# START OF Data section
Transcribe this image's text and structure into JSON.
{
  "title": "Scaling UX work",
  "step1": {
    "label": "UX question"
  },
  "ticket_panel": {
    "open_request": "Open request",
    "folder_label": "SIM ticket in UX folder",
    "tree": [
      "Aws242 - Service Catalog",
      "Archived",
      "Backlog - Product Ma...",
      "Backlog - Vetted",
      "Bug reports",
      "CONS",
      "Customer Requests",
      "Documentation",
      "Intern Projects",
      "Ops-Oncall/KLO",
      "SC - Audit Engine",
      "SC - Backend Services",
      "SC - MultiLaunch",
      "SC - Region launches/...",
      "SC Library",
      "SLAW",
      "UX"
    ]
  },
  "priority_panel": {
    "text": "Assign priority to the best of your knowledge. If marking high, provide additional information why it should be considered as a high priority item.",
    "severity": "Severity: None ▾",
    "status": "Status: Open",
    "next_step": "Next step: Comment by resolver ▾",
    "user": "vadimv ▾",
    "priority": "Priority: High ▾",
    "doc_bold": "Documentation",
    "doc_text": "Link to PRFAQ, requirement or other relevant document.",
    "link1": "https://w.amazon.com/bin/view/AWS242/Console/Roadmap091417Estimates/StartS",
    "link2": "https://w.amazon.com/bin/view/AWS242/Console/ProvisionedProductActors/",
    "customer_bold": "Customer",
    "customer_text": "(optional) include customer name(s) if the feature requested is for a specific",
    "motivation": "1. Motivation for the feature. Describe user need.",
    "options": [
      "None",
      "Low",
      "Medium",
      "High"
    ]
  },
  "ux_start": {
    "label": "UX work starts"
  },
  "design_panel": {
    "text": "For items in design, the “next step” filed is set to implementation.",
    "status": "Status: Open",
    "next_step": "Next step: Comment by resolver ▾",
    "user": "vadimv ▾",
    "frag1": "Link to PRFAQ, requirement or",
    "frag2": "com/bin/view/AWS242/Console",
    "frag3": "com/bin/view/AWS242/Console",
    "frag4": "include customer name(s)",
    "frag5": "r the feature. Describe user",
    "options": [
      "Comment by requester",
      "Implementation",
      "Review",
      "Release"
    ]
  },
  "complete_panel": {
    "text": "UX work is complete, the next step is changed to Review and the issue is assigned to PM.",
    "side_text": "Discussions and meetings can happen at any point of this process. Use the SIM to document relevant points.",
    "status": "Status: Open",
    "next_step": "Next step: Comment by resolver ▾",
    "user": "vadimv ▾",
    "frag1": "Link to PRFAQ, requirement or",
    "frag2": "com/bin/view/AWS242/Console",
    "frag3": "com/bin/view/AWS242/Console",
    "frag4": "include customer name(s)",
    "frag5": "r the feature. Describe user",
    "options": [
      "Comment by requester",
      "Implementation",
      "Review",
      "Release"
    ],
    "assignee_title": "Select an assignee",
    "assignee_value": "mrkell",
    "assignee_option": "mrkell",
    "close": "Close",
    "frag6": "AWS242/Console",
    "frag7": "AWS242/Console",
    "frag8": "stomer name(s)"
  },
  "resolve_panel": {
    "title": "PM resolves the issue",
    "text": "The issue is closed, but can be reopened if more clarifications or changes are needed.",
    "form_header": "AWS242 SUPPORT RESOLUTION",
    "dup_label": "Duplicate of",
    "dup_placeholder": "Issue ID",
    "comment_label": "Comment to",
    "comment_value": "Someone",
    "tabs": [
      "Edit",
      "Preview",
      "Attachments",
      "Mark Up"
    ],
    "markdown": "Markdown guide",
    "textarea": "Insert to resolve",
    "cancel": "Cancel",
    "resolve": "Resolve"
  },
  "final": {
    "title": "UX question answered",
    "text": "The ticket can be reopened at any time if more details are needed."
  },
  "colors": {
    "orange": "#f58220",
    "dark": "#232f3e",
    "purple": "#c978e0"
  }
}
# END OF Data section
▸ Task brief:
Repeat the listing above without any change.

▸ Written reply:
Transcribe this image's text and structure into JSON.
{
  "title": "Scaling UX work",
  "step1": {
    "label": "UX question"
  },
  "ticket_panel": {
    "open_request": "Open request",
    "folder_label": "SIM ticket in UX folder",
    "tree": [
      "Aws242 - Service Catalog",
      "Archived",
      "Backlog - Product Ma...",
      "Backlog - Vetted",
      "Bug reports",
      "CONS",
      "Customer Requests",
      "Documentation",
      "Intern Projects",
      "Ops-Oncall/KLO",
      "SC - Audit Engine",
      "SC - Backend Services",
      "SC - MultiLaunch",
      "SC - Region launches/...",
      "SC Library",
      "SLAW",
      "UX"
    ]
  },
  "priority_panel": {
    "text": "Assign priority to the best of your knowledge. If marking high, provide additional information why it should be considered as a high priority item.",
    "severity": "Severity: None ▾",
    "status": "Status: Open",
    "next_step": "Next step: Comment by resolver ▾",
    "user": "vadimv ▾",
    "priority": "Priority: High ▾",
    "doc_bold": "Documentation",
    "doc_text": "Link to PRFAQ, requirement or other relevant document.",
    "link1": "https://w.amazon.com/bin/view/AWS242/Console/Roadmap091417Estimates/StartS",
    "link2": "https://w.amazon.com/bin/view/AWS242/Console/ProvisionedProductActors/",
    "customer_bold": "Customer",
    "customer_text": "(optional) include customer name(s) if the feature requested is for a specific",
    "motivation": "1. Motivation for the feature. Describe user need.",
    "options": [
      "None",
      "Low",
      "Medium",
      "High"
    ]
  },
  "ux_start": {
    "label": "UX work starts"
  },
  "design_panel": {
    "text": "For items in design, the “next step” filed is set to implementation.",
    "status": "Status: Open",
    "next_step": "Next step: Comment by resolver ▾",
    "user": "vadimv ▾",
    "frag1": "Link to PRFAQ, requirement or",
    "frag2": "com/bin/view/AWS242/Console",
    "frag3": "com/bin/view/AWS242/Console",
    "frag4": "include customer name(s)",
    "frag5": "r the feature. Describe user",
    "options": [
      "Comment by requester",
      "Implementation",
      "Review",
      "Release"
    ]
  },
  "complete_panel": {
    "text": "UX work is complete, the next step is changed to Review and the issue is assigned to PM.",
    "side_text": "Discussions and meetings can happen at any point of this process. Use the SIM to document relevant points.",
    "status": "Status: Open",
    "next_step": "Next step: Comment by resolver ▾",
    "user": "vadimv ▾",
    "frag1": "Link to PRFAQ, requirement or",
    "frag2": "com/bin/view/AWS242/Console",
    "frag3": "com/bin/view/AWS242/Console",
    "frag4": "include customer name(s)",
    "frag5": "r the feature. Describe user",
    "options": [
      "Comment by requester",
      "Implementation",
      "Review",
      "Release"
    ],
    "assignee_title": "Select an assignee",
    "assignee_value": "mrkell",
    "assignee_option": "mrkell",
    "close": "Close",
    "frag6": "AWS242/Console",
    "frag7": "AWS242/Console",
    "frag8": "stomer name(s)"
  },
  "resolve_panel": {
    "title": "PM resolves the issue",
    "text": "The issue is closed, but can be reopened if more clarifications or changes are needed.",
    "form_header": "AWS242 SUPPORT RESOLUTION",
    "dup_label": "Duplicate of",
    "dup_placeholder": "Issue ID",
    "comment_label": "Comment to",
    "comment_value": "Someone",
    "tabs": [
      "Edit",
      "Preview",
      "Attachments",
      "Mark Up"
    ],
    "markdown": "Markdown guide",
    "textarea": "Insert to resolve",
    "cancel": "Cancel",
    "resolve": "Resolve"
  },
  "final": {
    "title": "UX question answered",
    "text": "The ticket can be reopened at any time if more details are needed."
  },
  "colors": {
    "orange": "#f58220",
    "dark": "#232f3e",
    "purple": "#c978e0"
  }
}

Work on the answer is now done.